Recorded data:
--
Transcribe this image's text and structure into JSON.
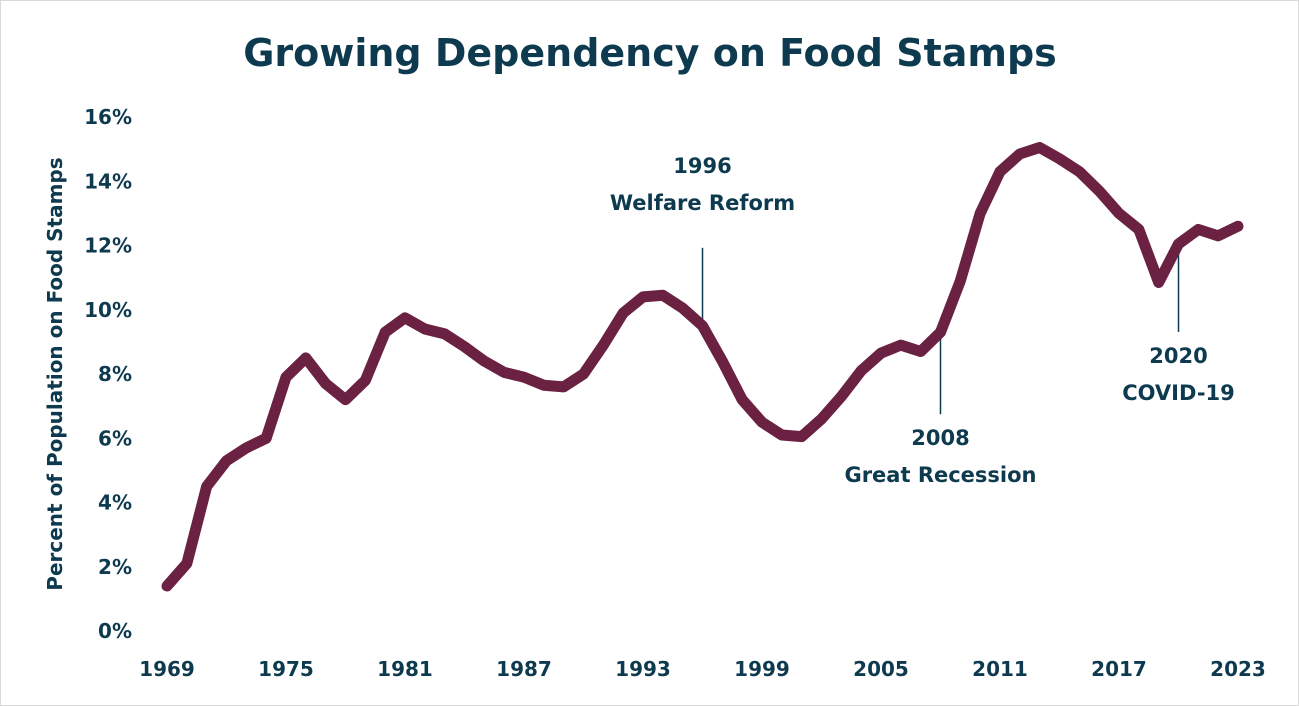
{
  "chart_data": {
    "type": "line",
    "title": "Growing Dependency on Food Stamps",
    "xlabel": "",
    "ylabel": "Percent of Population on Food Stamps",
    "ylim": [
      0,
      16
    ],
    "yticks": [
      "0%",
      "2%",
      "4%",
      "6%",
      "8%",
      "10%",
      "12%",
      "14%",
      "16%"
    ],
    "xticks": [
      "1969",
      "1975",
      "1981",
      "1987",
      "1993",
      "1999",
      "2005",
      "2011",
      "2017",
      "2023"
    ],
    "grid": false,
    "line_color": "#6b2142",
    "text_color": "#0e3a4f",
    "x": [
      1969,
      1970,
      1971,
      1972,
      1973,
      1974,
      1975,
      1976,
      1977,
      1978,
      1979,
      1980,
      1981,
      1982,
      1983,
      1984,
      1985,
      1986,
      1987,
      1988,
      1989,
      1990,
      1991,
      1992,
      1993,
      1994,
      1995,
      1996,
      1997,
      1998,
      1999,
      2000,
      2001,
      2002,
      2003,
      2004,
      2005,
      2006,
      2007,
      2008,
      2009,
      2010,
      2011,
      2012,
      2013,
      2014,
      2015,
      2016,
      2017,
      2018,
      2019,
      2020,
      2021,
      2022,
      2023
    ],
    "values": [
      1.4,
      2.1,
      4.5,
      5.3,
      5.7,
      6.0,
      7.9,
      8.5,
      7.7,
      7.2,
      7.8,
      9.3,
      9.75,
      9.4,
      9.25,
      8.85,
      8.4,
      8.05,
      7.9,
      7.65,
      7.6,
      8.0,
      8.9,
      9.9,
      10.4,
      10.45,
      10.05,
      9.5,
      8.4,
      7.2,
      6.5,
      6.1,
      6.05,
      6.6,
      7.3,
      8.1,
      8.65,
      8.9,
      8.7,
      9.3,
      10.9,
      13.0,
      14.3,
      14.85,
      15.05,
      14.7,
      14.3,
      13.7,
      13.0,
      12.5,
      10.85,
      12.05,
      12.5,
      12.3,
      12.6
    ],
    "annotations": [
      {
        "year": 1996,
        "line1": "1996",
        "line2": "Welfare Reform",
        "position": "above"
      },
      {
        "year": 2008,
        "line1": "2008",
        "line2": "Great Recession",
        "position": "below"
      },
      {
        "year": 2020,
        "line1": "2020",
        "line2": "COVID-19",
        "position": "below"
      }
    ]
  }
}
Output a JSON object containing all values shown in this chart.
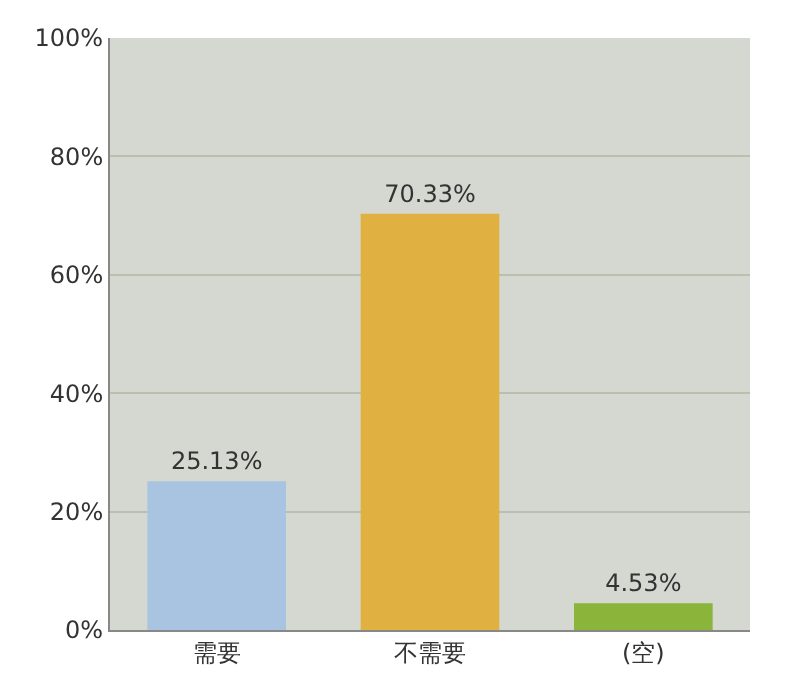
{
  "chart_data": {
    "type": "bar",
    "categories": [
      "需要",
      "不需要",
      "(空)"
    ],
    "values": [
      25.13,
      70.33,
      4.53
    ],
    "colors": [
      "#a9c4e0",
      "#e0b040",
      "#8ab43a"
    ],
    "value_labels": [
      "25.13%",
      "70.33%",
      "4.53%"
    ],
    "ylim": [
      0,
      100
    ],
    "yticks": [
      {
        "value": 0,
        "label": "0%"
      },
      {
        "value": 20,
        "label": "20%"
      },
      {
        "value": 40,
        "label": "40%"
      },
      {
        "value": 60,
        "label": "60%"
      },
      {
        "value": 80,
        "label": "80%"
      },
      {
        "value": 100,
        "label": "100%"
      }
    ],
    "grid": "y"
  }
}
--
Instructions for the task: Will you set down the records word for word while leaving out every picture?

Output for this exercise:
Transcribe this image's text and structure into JSON.
{
  "chart_data": {
    "type": "line",
    "title": "Growing Dependency on Food Stamps",
    "xlabel": "",
    "ylabel": "Percent of Population on Food Stamps",
    "ylim": [
      0,
      16
    ],
    "yticks": [
      "0%",
      "2%",
      "4%",
      "6%",
      "8%",
      "10%",
      "12%",
      "14%",
      "16%"
    ],
    "xticks": [
      "1969",
      "1975",
      "1981",
      "1987",
      "1993",
      "1999",
      "2005",
      "2011",
      "2017",
      "2023"
    ],
    "grid": false,
    "line_color": "#6b2142",
    "text_color": "#0e3a4f",
    "x": [
      1969,
      1970,
      1971,
      1972,
      1973,
      1974,
      1975,
      1976,
      1977,
      1978,
      1979,
      1980,
      1981,
      1982,
      1983,
      1984,
      1985,
      1986,
      1987,
      1988,
      1989,
      1990,
      1991,
      1992,
      1993,
      1994,
      1995,
      1996,
      1997,
      1998,
      1999,
      2000,
      2001,
      2002,
      2003,
      2004,
      2005,
      2006,
      2007,
      2008,
      2009,
      2010,
      2011,
      2012,
      2013,
      2014,
      2015,
      2016,
      2017,
      2018,
      2019,
      2020,
      2021,
      2022,
      2023
    ],
    "values": [
      1.4,
      2.1,
      4.5,
      5.3,
      5.7,
      6.0,
      7.9,
      8.5,
      7.7,
      7.2,
      7.8,
      9.3,
      9.75,
      9.4,
      9.25,
      8.85,
      8.4,
      8.05,
      7.9,
      7.65,
      7.6,
      8.0,
      8.9,
      9.9,
      10.4,
      10.45,
      10.05,
      9.5,
      8.4,
      7.2,
      6.5,
      6.1,
      6.05,
      6.6,
      7.3,
      8.1,
      8.65,
      8.9,
      8.7,
      9.3,
      10.9,
      13.0,
      14.3,
      14.85,
      15.05,
      14.7,
      14.3,
      13.7,
      13.0,
      12.5,
      10.85,
      12.05,
      12.5,
      12.3,
      12.6
    ],
    "annotations": [
      {
        "year": 1996,
        "line1": "1996",
        "line2": "Welfare Reform",
        "position": "above"
      },
      {
        "year": 2008,
        "line1": "2008",
        "line2": "Great Recession",
        "position": "below"
      },
      {
        "year": 2020,
        "line1": "2020",
        "line2": "COVID-19",
        "position": "below"
      }
    ]
  }
}
Output a JSON object containing all values shown in this chart.
{
  "chart_data": {
    "type": "bar",
    "categories": [
      "需要",
      "不需要",
      "(空)"
    ],
    "values": [
      25.13,
      70.33,
      4.53
    ],
    "colors": [
      "#a9c4e0",
      "#e0b040",
      "#8ab43a"
    ],
    "value_labels": [
      "25.13%",
      "70.33%",
      "4.53%"
    ],
    "ylim": [
      0,
      100
    ],
    "yticks": [
      {
        "value": 0,
        "label": "0%"
      },
      {
        "value": 20,
        "label": "20%"
      },
      {
        "value": 40,
        "label": "40%"
      },
      {
        "value": 60,
        "label": "60%"
      },
      {
        "value": 80,
        "label": "80%"
      },
      {
        "value": 100,
        "label": "100%"
      }
    ],
    "grid": "y"
  }
}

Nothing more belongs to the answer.